◆ **SET EXERCISE**
Look through the material and copy each line holding "title".

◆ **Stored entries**
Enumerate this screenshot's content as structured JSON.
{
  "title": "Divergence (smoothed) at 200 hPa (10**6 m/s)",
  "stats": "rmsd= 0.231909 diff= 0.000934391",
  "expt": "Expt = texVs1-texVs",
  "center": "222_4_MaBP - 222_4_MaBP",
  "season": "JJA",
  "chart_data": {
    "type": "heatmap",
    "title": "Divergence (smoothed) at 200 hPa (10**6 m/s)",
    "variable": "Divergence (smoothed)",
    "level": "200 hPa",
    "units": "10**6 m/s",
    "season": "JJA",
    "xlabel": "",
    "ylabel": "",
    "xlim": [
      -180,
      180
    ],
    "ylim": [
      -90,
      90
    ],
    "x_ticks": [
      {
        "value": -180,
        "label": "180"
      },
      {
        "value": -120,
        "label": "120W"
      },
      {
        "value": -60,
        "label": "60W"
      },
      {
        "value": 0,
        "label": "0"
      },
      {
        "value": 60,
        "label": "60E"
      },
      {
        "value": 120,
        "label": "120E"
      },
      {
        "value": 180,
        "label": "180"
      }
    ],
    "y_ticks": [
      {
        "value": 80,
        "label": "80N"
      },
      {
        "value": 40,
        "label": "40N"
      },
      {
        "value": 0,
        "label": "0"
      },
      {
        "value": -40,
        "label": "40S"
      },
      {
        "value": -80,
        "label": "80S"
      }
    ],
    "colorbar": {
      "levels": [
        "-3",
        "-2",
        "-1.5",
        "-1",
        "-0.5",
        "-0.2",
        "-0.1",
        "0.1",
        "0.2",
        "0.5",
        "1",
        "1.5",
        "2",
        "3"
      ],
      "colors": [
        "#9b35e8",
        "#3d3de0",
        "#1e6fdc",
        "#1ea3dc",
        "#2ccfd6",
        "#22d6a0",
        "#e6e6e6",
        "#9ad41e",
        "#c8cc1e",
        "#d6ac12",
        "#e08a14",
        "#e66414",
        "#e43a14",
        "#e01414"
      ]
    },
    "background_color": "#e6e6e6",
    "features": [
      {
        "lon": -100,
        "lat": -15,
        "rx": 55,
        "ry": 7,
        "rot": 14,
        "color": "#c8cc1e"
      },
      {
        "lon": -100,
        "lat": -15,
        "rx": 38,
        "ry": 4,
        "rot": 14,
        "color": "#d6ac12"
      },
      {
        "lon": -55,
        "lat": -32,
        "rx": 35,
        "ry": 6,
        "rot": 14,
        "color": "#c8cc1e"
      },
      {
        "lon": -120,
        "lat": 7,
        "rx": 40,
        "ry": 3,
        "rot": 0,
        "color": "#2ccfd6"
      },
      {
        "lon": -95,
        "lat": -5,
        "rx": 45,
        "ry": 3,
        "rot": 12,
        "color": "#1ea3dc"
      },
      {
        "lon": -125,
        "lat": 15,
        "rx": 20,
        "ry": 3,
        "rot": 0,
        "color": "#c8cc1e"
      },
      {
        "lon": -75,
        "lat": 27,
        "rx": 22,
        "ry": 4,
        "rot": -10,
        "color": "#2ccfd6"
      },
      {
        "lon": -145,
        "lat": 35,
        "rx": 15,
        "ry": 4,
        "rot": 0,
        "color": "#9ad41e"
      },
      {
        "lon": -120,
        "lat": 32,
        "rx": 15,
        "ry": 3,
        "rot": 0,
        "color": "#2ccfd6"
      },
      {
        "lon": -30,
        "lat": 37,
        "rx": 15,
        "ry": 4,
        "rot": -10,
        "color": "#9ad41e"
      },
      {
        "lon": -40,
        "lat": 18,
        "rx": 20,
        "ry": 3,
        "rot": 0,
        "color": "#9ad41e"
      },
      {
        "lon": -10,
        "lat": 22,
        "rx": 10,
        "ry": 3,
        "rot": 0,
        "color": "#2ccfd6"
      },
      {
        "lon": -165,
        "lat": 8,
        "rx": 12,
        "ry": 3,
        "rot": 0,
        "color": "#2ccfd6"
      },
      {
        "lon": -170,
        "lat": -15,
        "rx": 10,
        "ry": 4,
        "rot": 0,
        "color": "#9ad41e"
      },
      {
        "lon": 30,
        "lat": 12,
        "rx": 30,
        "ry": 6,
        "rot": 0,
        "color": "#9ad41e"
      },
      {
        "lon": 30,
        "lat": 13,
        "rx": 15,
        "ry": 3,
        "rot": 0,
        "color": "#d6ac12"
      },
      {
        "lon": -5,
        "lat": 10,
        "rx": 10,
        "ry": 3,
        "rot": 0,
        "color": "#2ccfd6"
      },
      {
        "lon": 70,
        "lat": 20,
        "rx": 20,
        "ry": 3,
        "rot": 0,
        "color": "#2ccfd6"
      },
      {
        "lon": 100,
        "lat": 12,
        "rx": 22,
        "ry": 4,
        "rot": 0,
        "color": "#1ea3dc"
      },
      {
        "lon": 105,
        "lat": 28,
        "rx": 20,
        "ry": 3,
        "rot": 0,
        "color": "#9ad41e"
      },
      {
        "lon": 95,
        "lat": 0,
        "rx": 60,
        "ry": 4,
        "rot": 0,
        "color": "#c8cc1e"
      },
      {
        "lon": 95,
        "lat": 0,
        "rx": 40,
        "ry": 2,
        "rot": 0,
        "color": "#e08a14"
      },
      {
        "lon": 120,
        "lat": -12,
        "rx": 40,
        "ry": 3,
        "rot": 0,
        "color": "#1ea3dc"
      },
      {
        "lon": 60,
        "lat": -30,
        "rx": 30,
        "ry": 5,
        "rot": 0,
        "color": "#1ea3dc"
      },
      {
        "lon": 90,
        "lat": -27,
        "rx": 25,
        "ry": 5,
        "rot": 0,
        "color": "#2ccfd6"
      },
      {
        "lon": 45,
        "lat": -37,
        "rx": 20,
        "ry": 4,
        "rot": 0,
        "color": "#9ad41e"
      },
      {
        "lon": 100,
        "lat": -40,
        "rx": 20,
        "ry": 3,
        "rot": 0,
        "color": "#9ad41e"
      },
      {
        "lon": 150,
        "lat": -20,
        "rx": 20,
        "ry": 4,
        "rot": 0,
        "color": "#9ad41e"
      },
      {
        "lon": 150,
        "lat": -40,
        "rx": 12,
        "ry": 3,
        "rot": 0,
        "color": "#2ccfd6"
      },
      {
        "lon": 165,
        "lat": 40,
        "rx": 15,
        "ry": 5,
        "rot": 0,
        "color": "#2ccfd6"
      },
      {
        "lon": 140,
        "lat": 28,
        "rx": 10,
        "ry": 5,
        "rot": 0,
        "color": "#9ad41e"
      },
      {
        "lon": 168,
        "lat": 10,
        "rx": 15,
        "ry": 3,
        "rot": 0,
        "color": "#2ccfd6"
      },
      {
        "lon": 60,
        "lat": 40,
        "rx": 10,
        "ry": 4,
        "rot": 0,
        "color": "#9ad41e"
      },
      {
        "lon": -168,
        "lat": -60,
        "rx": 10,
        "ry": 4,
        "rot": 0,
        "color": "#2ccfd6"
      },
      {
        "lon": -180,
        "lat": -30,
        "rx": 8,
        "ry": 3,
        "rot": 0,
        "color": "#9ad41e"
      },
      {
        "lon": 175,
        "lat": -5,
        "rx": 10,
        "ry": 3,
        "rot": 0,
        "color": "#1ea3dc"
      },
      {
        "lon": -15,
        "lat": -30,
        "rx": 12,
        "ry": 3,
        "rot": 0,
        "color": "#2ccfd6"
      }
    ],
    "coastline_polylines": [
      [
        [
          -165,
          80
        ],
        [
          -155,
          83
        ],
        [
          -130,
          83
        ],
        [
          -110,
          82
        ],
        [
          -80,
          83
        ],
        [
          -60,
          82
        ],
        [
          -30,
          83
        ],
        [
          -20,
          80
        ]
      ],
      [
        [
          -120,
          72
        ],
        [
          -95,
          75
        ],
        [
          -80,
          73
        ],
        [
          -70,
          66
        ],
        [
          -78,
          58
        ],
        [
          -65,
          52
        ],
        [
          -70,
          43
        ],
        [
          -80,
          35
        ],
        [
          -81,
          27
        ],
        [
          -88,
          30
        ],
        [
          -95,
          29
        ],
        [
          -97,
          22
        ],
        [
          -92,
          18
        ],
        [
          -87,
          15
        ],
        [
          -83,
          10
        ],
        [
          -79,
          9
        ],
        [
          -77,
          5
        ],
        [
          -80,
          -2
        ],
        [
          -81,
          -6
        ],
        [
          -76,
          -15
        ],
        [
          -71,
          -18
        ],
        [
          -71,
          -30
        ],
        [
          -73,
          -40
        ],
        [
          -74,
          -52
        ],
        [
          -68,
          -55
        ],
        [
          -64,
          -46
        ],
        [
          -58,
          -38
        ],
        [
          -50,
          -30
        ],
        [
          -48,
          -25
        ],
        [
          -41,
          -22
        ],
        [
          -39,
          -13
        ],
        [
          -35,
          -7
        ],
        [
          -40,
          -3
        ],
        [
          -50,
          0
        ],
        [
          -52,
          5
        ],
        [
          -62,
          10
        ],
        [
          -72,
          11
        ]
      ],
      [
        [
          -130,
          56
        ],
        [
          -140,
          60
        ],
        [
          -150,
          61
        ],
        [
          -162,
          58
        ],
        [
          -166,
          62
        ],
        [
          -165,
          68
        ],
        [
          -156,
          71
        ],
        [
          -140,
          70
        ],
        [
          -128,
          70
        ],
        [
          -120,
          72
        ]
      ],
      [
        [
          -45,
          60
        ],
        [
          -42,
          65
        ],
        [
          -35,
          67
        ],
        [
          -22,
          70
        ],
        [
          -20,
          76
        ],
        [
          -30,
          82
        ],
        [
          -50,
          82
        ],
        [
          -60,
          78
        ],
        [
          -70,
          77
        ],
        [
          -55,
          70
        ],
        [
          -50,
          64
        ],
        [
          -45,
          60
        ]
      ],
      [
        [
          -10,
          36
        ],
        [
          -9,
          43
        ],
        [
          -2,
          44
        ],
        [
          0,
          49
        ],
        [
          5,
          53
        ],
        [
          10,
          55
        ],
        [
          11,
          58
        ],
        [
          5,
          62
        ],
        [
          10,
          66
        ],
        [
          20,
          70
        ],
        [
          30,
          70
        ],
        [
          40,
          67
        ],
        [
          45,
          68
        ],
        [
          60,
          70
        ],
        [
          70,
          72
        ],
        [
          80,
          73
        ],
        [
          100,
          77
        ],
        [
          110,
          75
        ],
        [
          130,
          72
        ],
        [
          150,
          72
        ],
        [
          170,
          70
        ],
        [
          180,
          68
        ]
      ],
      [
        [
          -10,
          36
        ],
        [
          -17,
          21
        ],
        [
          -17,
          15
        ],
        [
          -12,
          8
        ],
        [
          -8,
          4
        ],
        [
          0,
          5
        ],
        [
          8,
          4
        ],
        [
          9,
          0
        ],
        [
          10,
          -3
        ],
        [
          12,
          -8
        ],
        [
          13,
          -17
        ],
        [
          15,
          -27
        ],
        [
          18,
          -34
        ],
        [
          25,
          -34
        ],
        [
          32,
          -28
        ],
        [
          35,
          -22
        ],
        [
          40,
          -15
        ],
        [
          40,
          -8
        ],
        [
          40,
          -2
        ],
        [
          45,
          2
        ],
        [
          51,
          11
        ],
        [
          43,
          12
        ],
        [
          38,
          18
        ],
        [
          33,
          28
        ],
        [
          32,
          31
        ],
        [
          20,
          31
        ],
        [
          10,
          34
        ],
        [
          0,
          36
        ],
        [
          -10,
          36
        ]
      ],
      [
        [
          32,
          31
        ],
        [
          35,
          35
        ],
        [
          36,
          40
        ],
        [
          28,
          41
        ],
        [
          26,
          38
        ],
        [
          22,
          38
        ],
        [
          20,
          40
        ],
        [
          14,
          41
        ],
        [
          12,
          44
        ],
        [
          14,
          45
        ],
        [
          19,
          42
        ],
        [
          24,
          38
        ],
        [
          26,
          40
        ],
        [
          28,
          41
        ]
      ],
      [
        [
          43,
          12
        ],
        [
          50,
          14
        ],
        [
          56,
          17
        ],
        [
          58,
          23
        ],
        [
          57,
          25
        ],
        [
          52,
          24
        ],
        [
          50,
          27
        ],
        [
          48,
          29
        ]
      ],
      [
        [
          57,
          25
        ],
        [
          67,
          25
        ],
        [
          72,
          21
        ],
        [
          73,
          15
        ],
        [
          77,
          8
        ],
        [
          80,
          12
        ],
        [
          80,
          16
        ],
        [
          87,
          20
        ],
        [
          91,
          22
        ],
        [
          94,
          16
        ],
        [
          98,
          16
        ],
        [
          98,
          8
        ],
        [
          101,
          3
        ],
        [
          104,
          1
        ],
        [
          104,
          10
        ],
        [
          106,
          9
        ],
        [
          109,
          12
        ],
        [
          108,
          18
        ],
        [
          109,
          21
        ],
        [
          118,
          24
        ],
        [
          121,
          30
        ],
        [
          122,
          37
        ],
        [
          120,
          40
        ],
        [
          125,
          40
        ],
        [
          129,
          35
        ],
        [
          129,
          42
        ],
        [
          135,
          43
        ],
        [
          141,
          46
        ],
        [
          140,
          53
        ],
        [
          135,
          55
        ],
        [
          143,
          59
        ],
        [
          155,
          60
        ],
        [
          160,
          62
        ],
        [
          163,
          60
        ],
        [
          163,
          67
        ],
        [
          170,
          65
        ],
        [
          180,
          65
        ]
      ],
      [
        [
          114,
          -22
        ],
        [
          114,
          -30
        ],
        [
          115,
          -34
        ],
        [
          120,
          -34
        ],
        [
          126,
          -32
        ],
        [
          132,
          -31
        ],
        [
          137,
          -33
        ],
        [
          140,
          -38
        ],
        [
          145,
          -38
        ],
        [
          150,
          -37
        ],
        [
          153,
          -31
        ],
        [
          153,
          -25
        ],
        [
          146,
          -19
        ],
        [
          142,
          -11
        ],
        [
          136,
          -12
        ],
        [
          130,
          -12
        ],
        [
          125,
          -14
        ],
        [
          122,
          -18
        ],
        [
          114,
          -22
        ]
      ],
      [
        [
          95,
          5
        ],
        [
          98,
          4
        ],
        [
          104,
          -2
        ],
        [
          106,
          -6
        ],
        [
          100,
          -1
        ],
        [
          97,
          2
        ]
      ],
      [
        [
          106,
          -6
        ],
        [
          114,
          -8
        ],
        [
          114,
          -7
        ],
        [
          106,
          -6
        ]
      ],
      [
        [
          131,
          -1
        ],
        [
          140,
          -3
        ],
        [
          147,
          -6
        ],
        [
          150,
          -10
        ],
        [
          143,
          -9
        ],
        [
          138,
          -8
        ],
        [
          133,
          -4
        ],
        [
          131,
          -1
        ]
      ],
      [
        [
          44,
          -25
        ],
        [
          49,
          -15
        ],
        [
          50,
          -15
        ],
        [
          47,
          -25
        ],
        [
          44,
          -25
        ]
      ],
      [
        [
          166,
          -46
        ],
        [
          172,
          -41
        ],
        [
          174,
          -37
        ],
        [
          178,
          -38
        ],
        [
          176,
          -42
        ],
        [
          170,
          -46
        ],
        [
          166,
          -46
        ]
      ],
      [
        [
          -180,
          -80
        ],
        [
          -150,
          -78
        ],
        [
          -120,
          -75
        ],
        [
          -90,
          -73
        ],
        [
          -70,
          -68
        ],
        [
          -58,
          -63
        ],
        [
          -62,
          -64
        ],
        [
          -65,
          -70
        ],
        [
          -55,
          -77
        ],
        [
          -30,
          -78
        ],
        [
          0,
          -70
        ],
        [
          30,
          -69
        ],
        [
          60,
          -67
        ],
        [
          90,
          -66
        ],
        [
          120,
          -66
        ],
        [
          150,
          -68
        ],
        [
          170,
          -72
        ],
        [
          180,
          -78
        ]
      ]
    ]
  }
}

◆ **OUTPUT FOR THIS TASK**
  "title": "Divergence (smoothed) at 200 hPa (10**6 m/s)",
    "title": "Divergence (smoothed) at 200 hPa (10**6 m/s)",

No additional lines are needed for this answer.